Stated task:
Reproduce all records exactly.
** start **
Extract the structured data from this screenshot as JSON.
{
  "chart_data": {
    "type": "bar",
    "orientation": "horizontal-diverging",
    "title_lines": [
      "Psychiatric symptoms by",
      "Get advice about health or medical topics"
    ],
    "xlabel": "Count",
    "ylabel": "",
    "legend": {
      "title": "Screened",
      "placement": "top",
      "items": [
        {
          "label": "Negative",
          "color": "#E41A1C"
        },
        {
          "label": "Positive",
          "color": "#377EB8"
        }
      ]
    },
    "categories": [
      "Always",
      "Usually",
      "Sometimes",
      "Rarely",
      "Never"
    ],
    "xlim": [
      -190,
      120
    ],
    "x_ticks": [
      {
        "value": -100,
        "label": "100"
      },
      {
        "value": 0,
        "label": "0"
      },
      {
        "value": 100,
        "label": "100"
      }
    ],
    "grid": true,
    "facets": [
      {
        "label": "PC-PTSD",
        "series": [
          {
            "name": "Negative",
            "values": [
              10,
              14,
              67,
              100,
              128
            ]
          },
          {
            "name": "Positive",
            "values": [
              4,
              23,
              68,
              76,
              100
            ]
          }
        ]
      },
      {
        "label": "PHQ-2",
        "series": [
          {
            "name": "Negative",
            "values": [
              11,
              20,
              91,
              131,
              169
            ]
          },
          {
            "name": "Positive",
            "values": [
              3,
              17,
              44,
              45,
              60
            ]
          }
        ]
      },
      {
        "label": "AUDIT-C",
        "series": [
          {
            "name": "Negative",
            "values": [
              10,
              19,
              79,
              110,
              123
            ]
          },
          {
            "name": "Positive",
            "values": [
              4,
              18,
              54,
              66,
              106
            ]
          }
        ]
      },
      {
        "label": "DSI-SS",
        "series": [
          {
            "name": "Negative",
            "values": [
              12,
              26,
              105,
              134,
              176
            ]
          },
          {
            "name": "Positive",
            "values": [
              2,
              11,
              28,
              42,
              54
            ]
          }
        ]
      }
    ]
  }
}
** end **
Response:
Extract the structured data from this screenshot as JSON.
{
  "chart_data": {
    "type": "bar",
    "orientation": "horizontal-diverging",
    "title_lines": [
      "Psychiatric symptoms by",
      "Get advice about health or medical topics"
    ],
    "xlabel": "Count",
    "ylabel": "",
    "legend": {
      "title": "Screened",
      "placement": "top",
      "items": [
        {
          "label": "Negative",
          "color": "#E41A1C"
        },
        {
          "label": "Positive",
          "color": "#377EB8"
        }
      ]
    },
    "categories": [
      "Always",
      "Usually",
      "Sometimes",
      "Rarely",
      "Never"
    ],
    "xlim": [
      -190,
      120
    ],
    "x_ticks": [
      {
        "value": -100,
        "label": "100"
      },
      {
        "value": 0,
        "label": "0"
      },
      {
        "value": 100,
        "label": "100"
      }
    ],
    "grid": true,
    "facets": [
      {
        "label": "PC-PTSD",
        "series": [
          {
            "name": "Negative",
            "values": [
              10,
              14,
              67,
              100,
              128
            ]
          },
          {
            "name": "Positive",
            "values": [
              4,
              23,
              68,
              76,
              100
            ]
          }
        ]
      },
      {
        "label": "PHQ-2",
        "series": [
          {
            "name": "Negative",
            "values": [
              11,
              20,
              91,
              131,
              169
            ]
          },
          {
            "name": "Positive",
            "values": [
              3,
              17,
              44,
              45,
              60
            ]
          }
        ]
      },
      {
        "label": "AUDIT-C",
        "series": [
          {
            "name": "Negative",
            "values": [
              10,
              19,
              79,
              110,
              123
            ]
          },
          {
            "name": "Positive",
            "values": [
              4,
              18,
              54,
              66,
              106
            ]
          }
        ]
      },
      {
        "label": "DSI-SS",
        "series": [
          {
            "name": "Negative",
            "values": [
              12,
              26,
              105,
              134,
              176
            ]
          },
          {
            "name": "Positive",
            "values": [
              2,
              11,
              28,
              42,
              54
            ]
          }
        ]
      }
    ]
  }
}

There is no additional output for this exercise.